● Records for the task:
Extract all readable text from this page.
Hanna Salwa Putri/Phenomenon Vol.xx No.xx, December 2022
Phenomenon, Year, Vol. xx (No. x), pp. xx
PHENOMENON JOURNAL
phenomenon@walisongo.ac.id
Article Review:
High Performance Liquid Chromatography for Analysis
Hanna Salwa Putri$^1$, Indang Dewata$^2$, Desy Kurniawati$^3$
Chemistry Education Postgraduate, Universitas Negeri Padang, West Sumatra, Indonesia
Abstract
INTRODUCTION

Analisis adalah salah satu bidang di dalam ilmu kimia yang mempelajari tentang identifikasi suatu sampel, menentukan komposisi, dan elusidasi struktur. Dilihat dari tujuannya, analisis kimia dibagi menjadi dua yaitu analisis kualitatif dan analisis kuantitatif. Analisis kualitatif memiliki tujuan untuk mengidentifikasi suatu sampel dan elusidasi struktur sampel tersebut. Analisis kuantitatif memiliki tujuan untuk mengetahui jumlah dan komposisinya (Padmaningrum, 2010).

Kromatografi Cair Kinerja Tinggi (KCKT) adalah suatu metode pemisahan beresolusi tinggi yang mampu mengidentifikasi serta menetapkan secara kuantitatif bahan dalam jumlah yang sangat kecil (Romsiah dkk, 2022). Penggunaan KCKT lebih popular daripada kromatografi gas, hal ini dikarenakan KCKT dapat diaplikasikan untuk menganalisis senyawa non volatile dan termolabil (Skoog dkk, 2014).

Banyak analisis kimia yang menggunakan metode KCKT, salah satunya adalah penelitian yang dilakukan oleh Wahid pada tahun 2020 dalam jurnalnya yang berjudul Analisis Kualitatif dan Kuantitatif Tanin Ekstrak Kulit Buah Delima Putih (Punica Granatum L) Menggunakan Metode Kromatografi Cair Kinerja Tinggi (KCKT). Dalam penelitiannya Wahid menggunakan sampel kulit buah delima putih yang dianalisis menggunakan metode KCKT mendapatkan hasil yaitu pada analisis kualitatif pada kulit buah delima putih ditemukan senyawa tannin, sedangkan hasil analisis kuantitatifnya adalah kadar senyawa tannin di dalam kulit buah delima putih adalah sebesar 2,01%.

● What to do:
Return each line among the entries that holds the word "Hanna".

● Response:
Hanna Salwa Putri/Phenomenon Vol.xx No.xx, December 2022
Hanna Salwa Putri$^1$, Indang Dewata$^2$, Desy Kurniawati$^3$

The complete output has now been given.